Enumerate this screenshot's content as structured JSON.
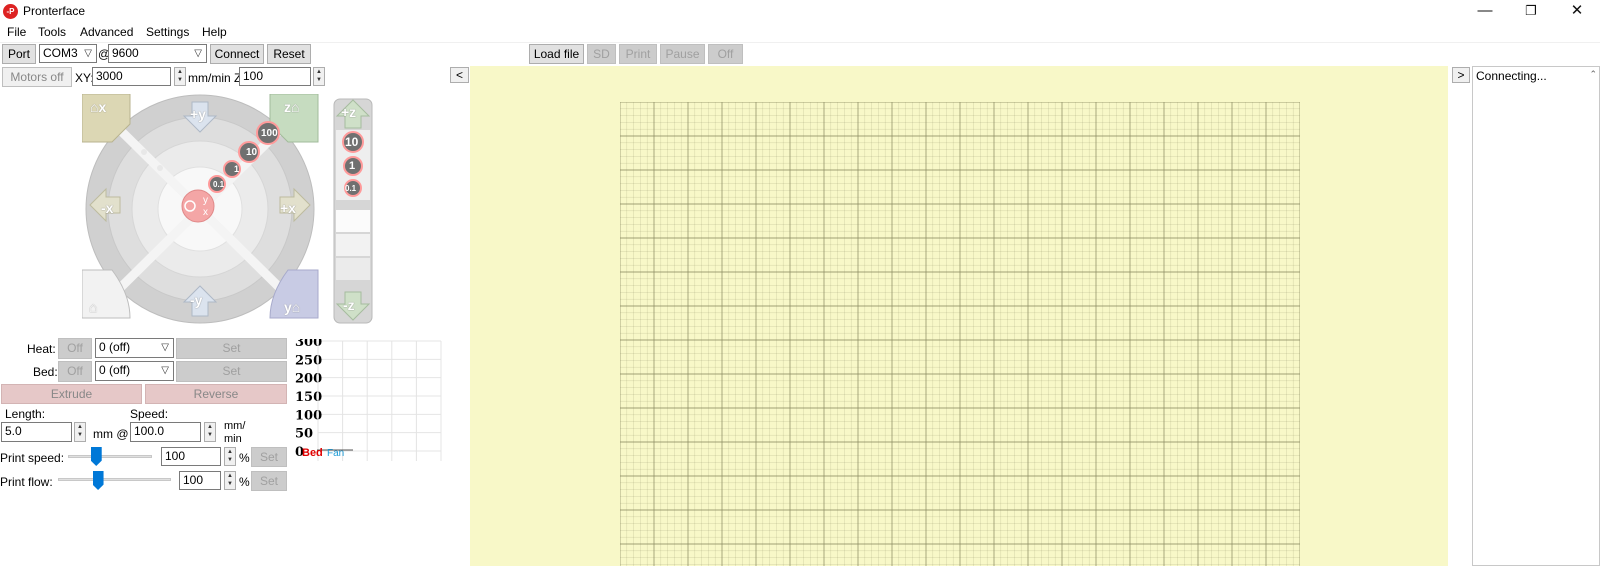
{
  "window": {
    "title": "Pronterface",
    "app_icon_text": "-P",
    "minimize": "—",
    "restore": "❐",
    "close": "✕"
  },
  "menu": [
    "File",
    "Tools",
    "Advanced",
    "Settings",
    "Help"
  ],
  "toolbar": {
    "port_label": "Port",
    "port_value": "COM3",
    "at": "@",
    "baud_value": "9600",
    "connect": "Connect",
    "reset": "Reset",
    "load_file": "Load file",
    "sd": "SD",
    "print": "Print",
    "pause": "Pause",
    "off": "Off"
  },
  "motion": {
    "motors_off": "Motors off",
    "xy_label": "XY:",
    "xy_value": "3000",
    "unit_z": "mm/min Z:",
    "z_value": "100"
  },
  "jog": {
    "plus_y": "+y",
    "minus_y": "-y",
    "plus_x": "+x",
    "minus_x": "-x",
    "home_x": "x",
    "home_y": "y",
    "home_z": "z",
    "steps": [
      "100",
      "10",
      "1",
      "0.1"
    ],
    "center_y": "y",
    "center_x": "x",
    "plus_z": "+z",
    "minus_z": "-z",
    "z_steps": [
      "10",
      "1",
      "0.1"
    ]
  },
  "temps": {
    "heat_label": "Heat:",
    "bed_label": "Bed:",
    "off": "Off",
    "heat_value": "0 (off)",
    "bed_value": "0 (off)",
    "set": "Set",
    "extrude": "Extrude",
    "reverse": "Reverse",
    "length_label": "Length:",
    "speed_label": "Speed:",
    "length_value": "5.0",
    "mm_at": "mm @",
    "speed_value": "100.0",
    "speed_unit_1": "mm/",
    "speed_unit_2": "min",
    "print_speed_label": "Print speed:",
    "print_speed_value": "100",
    "print_speed_level": 0.33,
    "print_flow_label": "Print flow:",
    "print_flow_value": "100",
    "print_flow_level": 0.35,
    "percent": "%"
  },
  "graph": {
    "ticks": [
      "300",
      "250",
      "200",
      "150",
      "100",
      "50",
      "0"
    ],
    "bed_label": "Bed",
    "fan_label": "Fan",
    "bed_color": "#e00000",
    "fan_color": "#1a9ad6"
  },
  "preview": {
    "collapse_left": "<",
    "collapse_right": ">",
    "bg_color": "#f8f8c8",
    "grid_color": "#8a8a60"
  },
  "log": {
    "text": "Connecting..."
  }
}
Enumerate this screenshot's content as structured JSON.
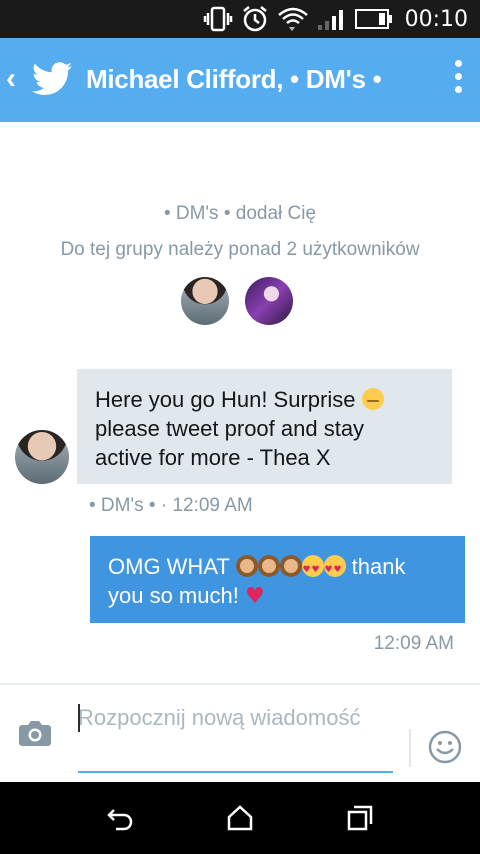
{
  "status_bar": {
    "time": "00:10"
  },
  "app_bar": {
    "title": "Michael Clifford, • DM's •"
  },
  "group_info": {
    "added_text": "• DM's • dodał Cię",
    "members_text": "Do tej grupy należy ponad 2 użytkowników"
  },
  "messages": [
    {
      "direction": "incoming",
      "line1": "Here you go Hun! Surprise",
      "line2": "please tweet proof and stay",
      "line3": "active for more - Thea X",
      "meta": "• DM's • · 12:09 AM"
    },
    {
      "direction": "outgoing",
      "line1_text": "OMG WHAT",
      "line1_end": "thank",
      "line2": "you so much!",
      "time": "12:09 AM"
    }
  ],
  "compose": {
    "placeholder": "Rozpocznij nową wiadomość"
  },
  "colors": {
    "brand_blue": "#55acee",
    "outgoing_bubble": "#3f95e0",
    "incoming_bubble": "#e1e8ed",
    "muted_text": "#8899a6"
  },
  "icons": [
    "battery-icon",
    "twitter-bird-icon",
    "overflow-menu-icon",
    "camera-icon",
    "smiley-icon",
    "nav-back-icon",
    "nav-home-icon",
    "nav-recents-icon"
  ]
}
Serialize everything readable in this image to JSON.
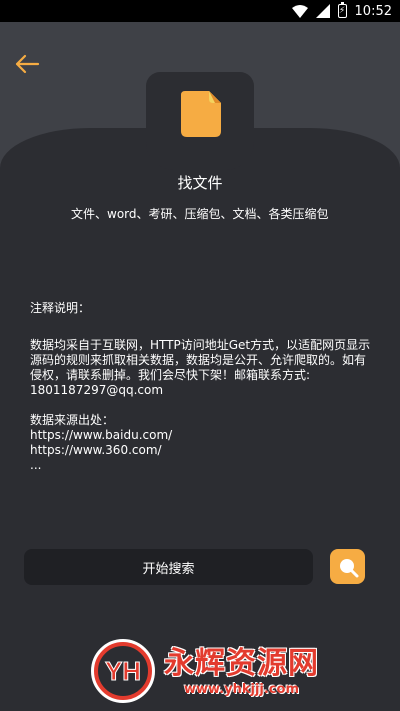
{
  "status_bar": {
    "time": "10:52",
    "icons": [
      "wifi-icon",
      "signal-icon",
      "battery-icon"
    ]
  },
  "header": {
    "back_icon": "arrow-left-icon"
  },
  "app": {
    "icon": "document-icon",
    "title": "找文件",
    "subtitle": "文件、word、考研、压缩包、文档、各类压缩包"
  },
  "notes": {
    "heading": "注释说明：",
    "body": "数据均采自于互联网，HTTP访问地址Get方式，以适配网页显示源码的规则来抓取相关数据，数据均是公开、允许爬取的。如有侵权，请联系删掉。我们会尽快下架！邮箱联系方式: 1801187297@qq.com",
    "sources_heading": "数据来源出处：",
    "sources": [
      "https://www.baidu.com/",
      "https://www.360.com/",
      "..."
    ]
  },
  "actions": {
    "search_label": "开始搜索",
    "search_icon": "search-icon"
  },
  "watermark": {
    "logo_text": "YH",
    "name": "永辉资源网",
    "url": "www.yhkjjj.com"
  },
  "colors": {
    "accent": "#f6ac43",
    "background": "#3f4147",
    "panel": "#2c2d32",
    "button": "#1f2024",
    "watermark": "#e33b2e"
  }
}
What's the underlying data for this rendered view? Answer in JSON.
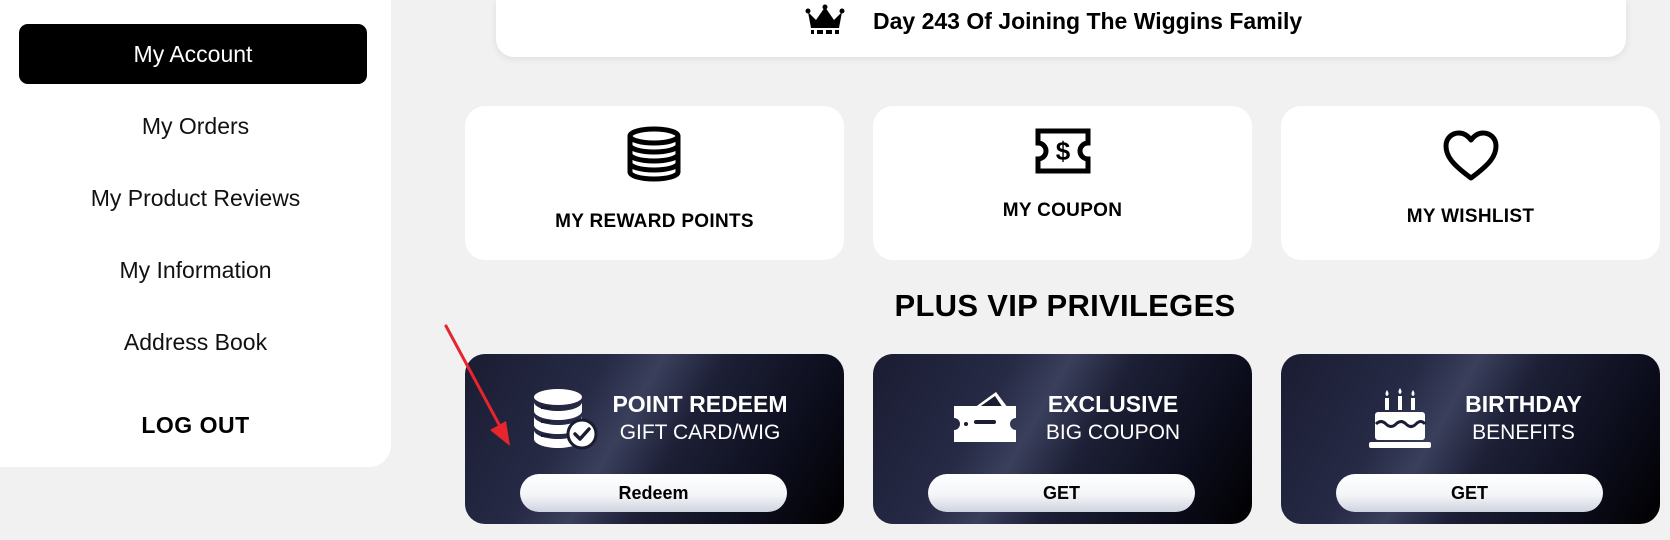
{
  "sidebar": {
    "items": [
      {
        "label": "My Account",
        "active": true
      },
      {
        "label": "My Orders"
      },
      {
        "label": "My Product Reviews"
      },
      {
        "label": "My Information"
      },
      {
        "label": "Address Book"
      }
    ],
    "logout": "LOG OUT"
  },
  "banner": {
    "icon": "crown-icon",
    "text": "Day 243 Of Joining The Wiggins Family"
  },
  "cards": [
    {
      "label": "MY REWARD POINTS",
      "icon": "coins-stack-icon"
    },
    {
      "label": "MY COUPON",
      "icon": "dollar-ticket-icon"
    },
    {
      "label": "MY WISHLIST",
      "icon": "heart-icon"
    }
  ],
  "vip": {
    "title": "PLUS VIP PRIVILEGES",
    "cards": [
      {
        "title": "POINT REDEEM",
        "subtitle": "GIFT CARD/WIG",
        "button": "Redeem",
        "icon": "database-check-icon"
      },
      {
        "title": "EXCLUSIVE",
        "subtitle": "BIG COUPON",
        "button": "GET",
        "icon": "coupon-ticket-icon"
      },
      {
        "title": "BIRTHDAY",
        "subtitle": "BENEFITS",
        "button": "GET",
        "icon": "birthday-cake-icon"
      }
    ]
  },
  "colors": {
    "background": "#f1f1f1",
    "active_nav": "#000000",
    "arrow": "#e8242c",
    "vip_dark": "#1a1c32"
  }
}
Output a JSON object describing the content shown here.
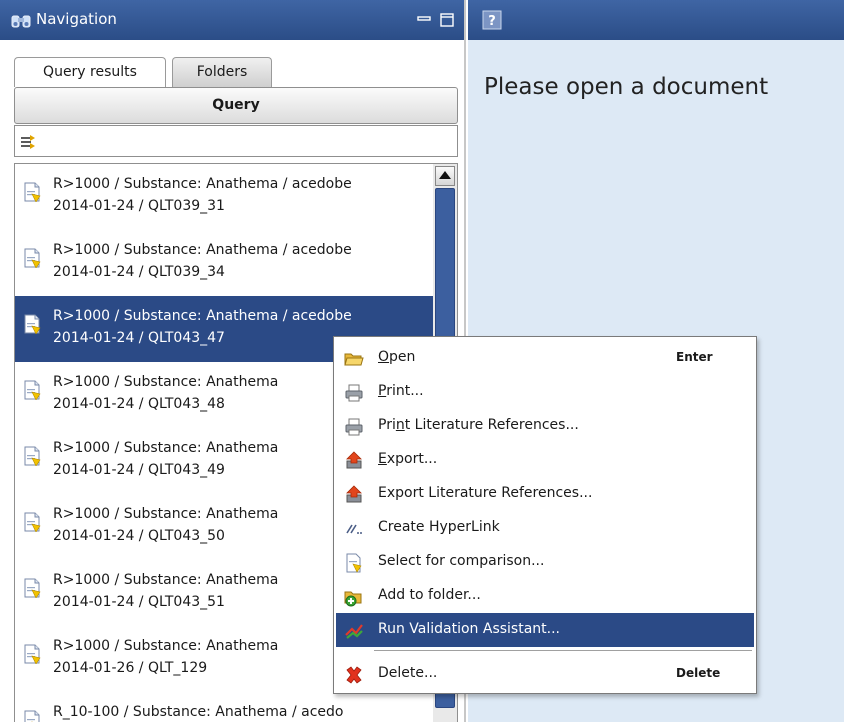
{
  "nav": {
    "title": "Navigation",
    "tabs": [
      {
        "label": "Query results",
        "active": true
      },
      {
        "label": "Folders",
        "active": false
      }
    ],
    "query_button": "Query",
    "results": [
      {
        "line1": "R>1000 / Substance: Anathema / acedobe",
        "line2": "2014-01-24 / QLT039_31",
        "selected": false
      },
      {
        "line1": "R>1000 / Substance: Anathema / acedobe",
        "line2": "2014-01-24 / QLT039_34",
        "selected": false
      },
      {
        "line1": "R>1000 / Substance: Anathema / acedobe",
        "line2": "2014-01-24 / QLT043_47",
        "selected": true
      },
      {
        "line1": "R>1000 / Substance: Anathema",
        "line2": "2014-01-24 / QLT043_48",
        "selected": false
      },
      {
        "line1": "R>1000 / Substance: Anathema",
        "line2": "2014-01-24 / QLT043_49",
        "selected": false
      },
      {
        "line1": "R>1000 / Substance: Anathema",
        "line2": "2014-01-24 / QLT043_50",
        "selected": false
      },
      {
        "line1": "R>1000 / Substance: Anathema",
        "line2": "2014-01-24 / QLT043_51",
        "selected": false
      },
      {
        "line1": "R>1000 / Substance: Anathema",
        "line2": "2014-01-26 / QLT_129",
        "selected": false
      },
      {
        "line1": "R_10-100 / Substance: Anathema / acedo",
        "line2": "",
        "selected": false
      }
    ]
  },
  "document": {
    "message": "Please open a document"
  },
  "context_menu": {
    "items": [
      {
        "pre": "",
        "mn": "O",
        "post": "pen",
        "shortcut": "Enter",
        "icon": "folder-open-icon"
      },
      {
        "pre": "",
        "mn": "P",
        "post": "rint...",
        "shortcut": "",
        "icon": "printer-icon"
      },
      {
        "pre": "Pri",
        "mn": "n",
        "post": "t Literature References...",
        "shortcut": "",
        "icon": "printer-icon"
      },
      {
        "pre": "",
        "mn": "E",
        "post": "xport...",
        "shortcut": "",
        "icon": "export-icon"
      },
      {
        "pre": "Export Literature References...",
        "mn": "",
        "post": "",
        "shortcut": "",
        "icon": "export-icon"
      },
      {
        "pre": "Create HyperLink",
        "mn": "",
        "post": "",
        "shortcut": "",
        "icon": "hyperlink-icon"
      },
      {
        "pre": "Select for comparison...",
        "mn": "",
        "post": "",
        "shortcut": "",
        "icon": "compare-document-icon"
      },
      {
        "pre": "Add to folder...",
        "mn": "",
        "post": "",
        "shortcut": "",
        "icon": "add-folder-icon"
      },
      {
        "pre": "Run Validation Assistant...",
        "mn": "",
        "post": "",
        "shortcut": "",
        "icon": "validation-icon"
      },
      {
        "pre": "Delete...",
        "mn": "",
        "post": "",
        "shortcut": "Delete",
        "icon": "delete-icon"
      }
    ]
  },
  "colors": {
    "titlebar": "#2b4d87",
    "selection": "#2b4a86",
    "document_background": "#dde9f5"
  }
}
****
* **AIM**: Report each line in the data that holds the word "this".

* **SOLUTION TO THE PROBLEM**:
Enumerate this screenshot's content as structured JSON.
Enumerate this screenshot's content as structured JSON.
Serialize everything readable in this image to JSON.
What's the underlying data for this rendered view? Answer in JSON.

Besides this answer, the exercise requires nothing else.